_Exercise directions_.
Below is a block of records; repeat each one exactly.
__________
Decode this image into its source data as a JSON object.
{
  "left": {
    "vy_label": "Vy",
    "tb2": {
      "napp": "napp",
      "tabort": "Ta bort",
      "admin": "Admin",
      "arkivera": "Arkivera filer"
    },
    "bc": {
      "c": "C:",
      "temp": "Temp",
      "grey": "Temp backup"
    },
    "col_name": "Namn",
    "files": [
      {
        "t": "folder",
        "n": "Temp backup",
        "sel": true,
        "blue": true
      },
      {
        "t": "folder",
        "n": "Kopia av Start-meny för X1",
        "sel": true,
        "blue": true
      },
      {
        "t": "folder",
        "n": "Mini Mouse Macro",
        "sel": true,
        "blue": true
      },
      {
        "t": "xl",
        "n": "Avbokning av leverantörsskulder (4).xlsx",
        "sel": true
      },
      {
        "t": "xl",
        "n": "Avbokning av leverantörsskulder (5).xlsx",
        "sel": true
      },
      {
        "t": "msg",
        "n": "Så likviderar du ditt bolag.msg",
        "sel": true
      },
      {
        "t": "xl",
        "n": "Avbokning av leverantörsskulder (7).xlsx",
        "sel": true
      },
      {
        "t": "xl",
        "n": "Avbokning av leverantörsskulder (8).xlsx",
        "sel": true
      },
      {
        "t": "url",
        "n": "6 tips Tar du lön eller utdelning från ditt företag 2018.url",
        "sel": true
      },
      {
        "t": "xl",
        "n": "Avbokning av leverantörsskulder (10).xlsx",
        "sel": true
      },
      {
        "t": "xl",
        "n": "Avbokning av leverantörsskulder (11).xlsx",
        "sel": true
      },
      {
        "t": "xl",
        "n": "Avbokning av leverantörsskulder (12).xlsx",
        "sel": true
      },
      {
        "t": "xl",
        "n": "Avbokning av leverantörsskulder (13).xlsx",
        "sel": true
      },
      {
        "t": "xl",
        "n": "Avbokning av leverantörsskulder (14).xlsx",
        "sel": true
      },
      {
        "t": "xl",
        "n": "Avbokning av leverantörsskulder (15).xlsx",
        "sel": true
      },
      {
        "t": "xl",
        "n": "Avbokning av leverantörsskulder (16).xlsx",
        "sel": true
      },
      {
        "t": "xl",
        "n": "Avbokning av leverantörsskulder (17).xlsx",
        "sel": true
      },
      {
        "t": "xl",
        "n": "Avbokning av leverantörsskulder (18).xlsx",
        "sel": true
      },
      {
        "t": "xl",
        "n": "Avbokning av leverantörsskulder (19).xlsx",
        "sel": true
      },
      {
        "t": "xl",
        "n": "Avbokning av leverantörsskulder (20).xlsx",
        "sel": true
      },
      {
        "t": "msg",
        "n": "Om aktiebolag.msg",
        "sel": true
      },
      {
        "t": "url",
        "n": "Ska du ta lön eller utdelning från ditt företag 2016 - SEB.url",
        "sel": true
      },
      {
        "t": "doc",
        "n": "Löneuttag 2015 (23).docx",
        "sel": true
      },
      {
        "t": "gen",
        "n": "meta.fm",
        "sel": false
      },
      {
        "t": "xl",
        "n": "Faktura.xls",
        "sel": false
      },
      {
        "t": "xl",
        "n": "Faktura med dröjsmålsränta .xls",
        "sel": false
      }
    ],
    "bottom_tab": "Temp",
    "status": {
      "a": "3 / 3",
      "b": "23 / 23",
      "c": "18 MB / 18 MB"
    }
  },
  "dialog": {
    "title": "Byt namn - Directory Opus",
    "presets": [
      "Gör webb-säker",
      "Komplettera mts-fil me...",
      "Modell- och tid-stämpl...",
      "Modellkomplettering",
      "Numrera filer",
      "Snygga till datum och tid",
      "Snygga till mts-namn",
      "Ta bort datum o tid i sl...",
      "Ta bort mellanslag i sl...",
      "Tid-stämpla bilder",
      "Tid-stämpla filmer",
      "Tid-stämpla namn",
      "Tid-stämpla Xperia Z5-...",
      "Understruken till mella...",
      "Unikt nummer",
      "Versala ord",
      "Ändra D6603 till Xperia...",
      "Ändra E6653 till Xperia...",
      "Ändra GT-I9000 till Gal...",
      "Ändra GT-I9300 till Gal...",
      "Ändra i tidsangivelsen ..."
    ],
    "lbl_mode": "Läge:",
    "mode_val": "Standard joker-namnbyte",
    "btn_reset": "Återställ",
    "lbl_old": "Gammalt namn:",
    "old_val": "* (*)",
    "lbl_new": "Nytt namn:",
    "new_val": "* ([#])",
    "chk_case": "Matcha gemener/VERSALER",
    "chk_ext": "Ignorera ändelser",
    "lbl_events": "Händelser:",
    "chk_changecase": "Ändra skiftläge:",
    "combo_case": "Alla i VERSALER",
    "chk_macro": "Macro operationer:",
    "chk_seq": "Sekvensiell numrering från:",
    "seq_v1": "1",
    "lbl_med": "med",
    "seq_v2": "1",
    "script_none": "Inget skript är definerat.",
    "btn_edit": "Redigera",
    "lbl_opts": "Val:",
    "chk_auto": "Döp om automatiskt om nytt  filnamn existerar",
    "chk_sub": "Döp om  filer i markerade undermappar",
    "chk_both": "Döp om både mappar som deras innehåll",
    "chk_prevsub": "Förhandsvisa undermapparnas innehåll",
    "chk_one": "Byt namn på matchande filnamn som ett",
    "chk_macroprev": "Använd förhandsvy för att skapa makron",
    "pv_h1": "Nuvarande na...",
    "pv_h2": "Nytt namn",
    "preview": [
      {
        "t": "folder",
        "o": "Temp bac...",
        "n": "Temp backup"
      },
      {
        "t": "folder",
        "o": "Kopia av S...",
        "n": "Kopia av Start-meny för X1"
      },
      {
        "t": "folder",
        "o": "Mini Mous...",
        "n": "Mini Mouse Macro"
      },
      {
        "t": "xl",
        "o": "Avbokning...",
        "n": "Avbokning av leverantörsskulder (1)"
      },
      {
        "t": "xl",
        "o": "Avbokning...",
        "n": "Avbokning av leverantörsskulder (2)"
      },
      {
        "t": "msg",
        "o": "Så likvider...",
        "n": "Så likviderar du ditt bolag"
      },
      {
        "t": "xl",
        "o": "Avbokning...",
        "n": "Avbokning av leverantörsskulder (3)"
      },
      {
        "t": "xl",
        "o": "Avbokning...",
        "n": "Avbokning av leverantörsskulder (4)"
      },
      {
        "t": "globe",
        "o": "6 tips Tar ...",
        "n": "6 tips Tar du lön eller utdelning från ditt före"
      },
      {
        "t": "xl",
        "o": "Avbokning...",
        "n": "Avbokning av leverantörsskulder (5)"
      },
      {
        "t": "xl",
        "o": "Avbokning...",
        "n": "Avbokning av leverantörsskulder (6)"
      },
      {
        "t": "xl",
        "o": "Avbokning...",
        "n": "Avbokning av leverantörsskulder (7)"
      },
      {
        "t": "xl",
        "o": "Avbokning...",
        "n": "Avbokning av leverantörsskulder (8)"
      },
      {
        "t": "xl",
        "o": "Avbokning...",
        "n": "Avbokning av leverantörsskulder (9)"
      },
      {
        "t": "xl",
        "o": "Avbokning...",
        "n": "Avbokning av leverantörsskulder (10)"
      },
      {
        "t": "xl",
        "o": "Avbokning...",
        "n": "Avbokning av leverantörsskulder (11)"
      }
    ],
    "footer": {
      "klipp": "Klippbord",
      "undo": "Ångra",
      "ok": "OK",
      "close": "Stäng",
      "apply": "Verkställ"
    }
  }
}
__________
_Completed task_.
Decode this image into its source data as a JSON object.
{
  "left": {
    "vy_label": "Vy",
    "tb2": {
      "napp": "napp",
      "tabort": "Ta bort",
      "admin": "Admin",
      "arkivera": "Arkivera filer"
    },
    "bc": {
      "c": "C:",
      "temp": "Temp",
      "grey": "Temp backup"
    },
    "col_name": "Namn",
    "files": [
      {
        "t": "folder",
        "n": "Temp backup",
        "sel": true,
        "blue": true
      },
      {
        "t": "folder",
        "n": "Kopia av Start-meny för X1",
        "sel": true,
        "blue": true
      },
      {
        "t": "folder",
        "n": "Mini Mouse Macro",
        "sel": true,
        "blue": true
      },
      {
        "t": "xl",
        "n": "Avbokning av leverantörsskulder (4).xlsx",
        "sel": true
      },
      {
        "t": "xl",
        "n": "Avbokning av leverantörsskulder (5).xlsx",
        "sel": true
      },
      {
        "t": "msg",
        "n": "Så likviderar du ditt bolag.msg",
        "sel": true
      },
      {
        "t": "xl",
        "n": "Avbokning av leverantörsskulder (7).xlsx",
        "sel": true
      },
      {
        "t": "xl",
        "n": "Avbokning av leverantörsskulder (8).xlsx",
        "sel": true
      },
      {
        "t": "url",
        "n": "6 tips Tar du lön eller utdelning från ditt företag 2018.url",
        "sel": true
      },
      {
        "t": "xl",
        "n": "Avbokning av leverantörsskulder (10).xlsx",
        "sel": true
      },
      {
        "t": "xl",
        "n": "Avbokning av leverantörsskulder (11).xlsx",
        "sel": true
      },
      {
        "t": "xl",
        "n": "Avbokning av leverantörsskulder (12).xlsx",
        "sel": true
      },
      {
        "t": "xl",
        "n": "Avbokning av leverantörsskulder (13).xlsx",
        "sel": true
      },
      {
        "t": "xl",
        "n": "Avbokning av leverantörsskulder (14).xlsx",
        "sel": true
      },
      {
        "t": "xl",
        "n": "Avbokning av leverantörsskulder (15).xlsx",
        "sel": true
      },
      {
        "t": "xl",
        "n": "Avbokning av leverantörsskulder (16).xlsx",
        "sel": true
      },
      {
        "t": "xl",
        "n": "Avbokning av leverantörsskulder (17).xlsx",
        "sel": true
      },
      {
        "t": "xl",
        "n": "Avbokning av leverantörsskulder (18).xlsx",
        "sel": true
      },
      {
        "t": "xl",
        "n": "Avbokning av leverantörsskulder (19).xlsx",
        "sel": true
      },
      {
        "t": "xl",
        "n": "Avbokning av leverantörsskulder (20).xlsx",
        "sel": true
      },
      {
        "t": "msg",
        "n": "Om aktiebolag.msg",
        "sel": true
      },
      {
        "t": "url",
        "n": "Ska du ta lön eller utdelning från ditt företag 2016 - SEB.url",
        "sel": true
      },
      {
        "t": "doc",
        "n": "Löneuttag 2015 (23).docx",
        "sel": true
      },
      {
        "t": "gen",
        "n": "meta.fm",
        "sel": false
      },
      {
        "t": "xl",
        "n": "Faktura.xls",
        "sel": false
      },
      {
        "t": "xl",
        "n": "Faktura med dröjsmålsränta .xls",
        "sel": false
      }
    ],
    "bottom_tab": "Temp",
    "status": {
      "a": "3 / 3",
      "b": "23 / 23",
      "c": "18 MB / 18 MB"
    }
  },
  "dialog": {
    "title": "Byt namn - Directory Opus",
    "presets": [
      "Gör webb-säker",
      "Komplettera mts-fil me...",
      "Modell- och tid-stämpl...",
      "Modellkomplettering",
      "Numrera filer",
      "Snygga till datum och tid",
      "Snygga till mts-namn",
      "Ta bort datum o tid i sl...",
      "Ta bort mellanslag i sl...",
      "Tid-stämpla bilder",
      "Tid-stämpla filmer",
      "Tid-stämpla namn",
      "Tid-stämpla Xperia Z5-...",
      "Understruken till mella...",
      "Unikt nummer",
      "Versala ord",
      "Ändra D6603 till Xperia...",
      "Ändra E6653 till Xperia...",
      "Ändra GT-I9000 till Gal...",
      "Ändra GT-I9300 till Gal...",
      "Ändra i tidsangivelsen ..."
    ],
    "lbl_mode": "Läge:",
    "mode_val": "Standard joker-namnbyte",
    "btn_reset": "Återställ",
    "lbl_old": "Gammalt namn:",
    "old_val": "* (*)",
    "lbl_new": "Nytt namn:",
    "new_val": "* ([#])",
    "chk_case": "Matcha gemener/VERSALER",
    "chk_ext": "Ignorera ändelser",
    "lbl_events": "Händelser:",
    "chk_changecase": "Ändra skiftläge:",
    "combo_case": "Alla i VERSALER",
    "chk_macro": "Macro operationer:",
    "chk_seq": "Sekvensiell numrering från:",
    "seq_v1": "1",
    "lbl_med": "med",
    "seq_v2": "1",
    "script_none": "Inget skript är definerat.",
    "btn_edit": "Redigera",
    "lbl_opts": "Val:",
    "chk_auto": "Döp om automatiskt om nytt  filnamn existerar",
    "chk_sub": "Döp om  filer i markerade undermappar",
    "chk_both": "Döp om både mappar som deras innehåll",
    "chk_prevsub": "Förhandsvisa undermapparnas innehåll",
    "chk_one": "Byt namn på matchande filnamn som ett",
    "chk_macroprev": "Använd förhandsvy för att skapa makron",
    "pv_h1": "Nuvarande na...",
    "pv_h2": "Nytt namn",
    "preview": [
      {
        "t": "folder",
        "o": "Temp bac...",
        "n": "Temp backup"
      },
      {
        "t": "folder",
        "o": "Kopia av S...",
        "n": "Kopia av Start-meny för X1"
      },
      {
        "t": "folder",
        "o": "Mini Mous...",
        "n": "Mini Mouse Macro"
      },
      {
        "t": "xl",
        "o": "Avbokning...",
        "n": "Avbokning av leverantörsskulder (1)"
      },
      {
        "t": "xl",
        "o": "Avbokning...",
        "n": "Avbokning av leverantörsskulder (2)"
      },
      {
        "t": "msg",
        "o": "Så likvider...",
        "n": "Så likviderar du ditt bolag"
      },
      {
        "t": "xl",
        "o": "Avbokning...",
        "n": "Avbokning av leverantörsskulder (3)"
      },
      {
        "t": "xl",
        "o": "Avbokning...",
        "n": "Avbokning av leverantörsskulder (4)"
      },
      {
        "t": "globe",
        "o": "6 tips Tar ...",
        "n": "6 tips Tar du lön eller utdelning från ditt före"
      },
      {
        "t": "xl",
        "o": "Avbokning...",
        "n": "Avbokning av leverantörsskulder (5)"
      },
      {
        "t": "xl",
        "o": "Avbokning...",
        "n": "Avbokning av leverantörsskulder (6)"
      },
      {
        "t": "xl",
        "o": "Avbokning...",
        "n": "Avbokning av leverantörsskulder (7)"
      },
      {
        "t": "xl",
        "o": "Avbokning...",
        "n": "Avbokning av leverantörsskulder (8)"
      },
      {
        "t": "xl",
        "o": "Avbokning...",
        "n": "Avbokning av leverantörsskulder (9)"
      },
      {
        "t": "xl",
        "o": "Avbokning...",
        "n": "Avbokning av leverantörsskulder (10)"
      },
      {
        "t": "xl",
        "o": "Avbokning...",
        "n": "Avbokning av leverantörsskulder (11)"
      }
    ],
    "footer": {
      "klipp": "Klippbord",
      "undo": "Ångra",
      "ok": "OK",
      "close": "Stäng",
      "apply": "Verkställ"
    }
  }
}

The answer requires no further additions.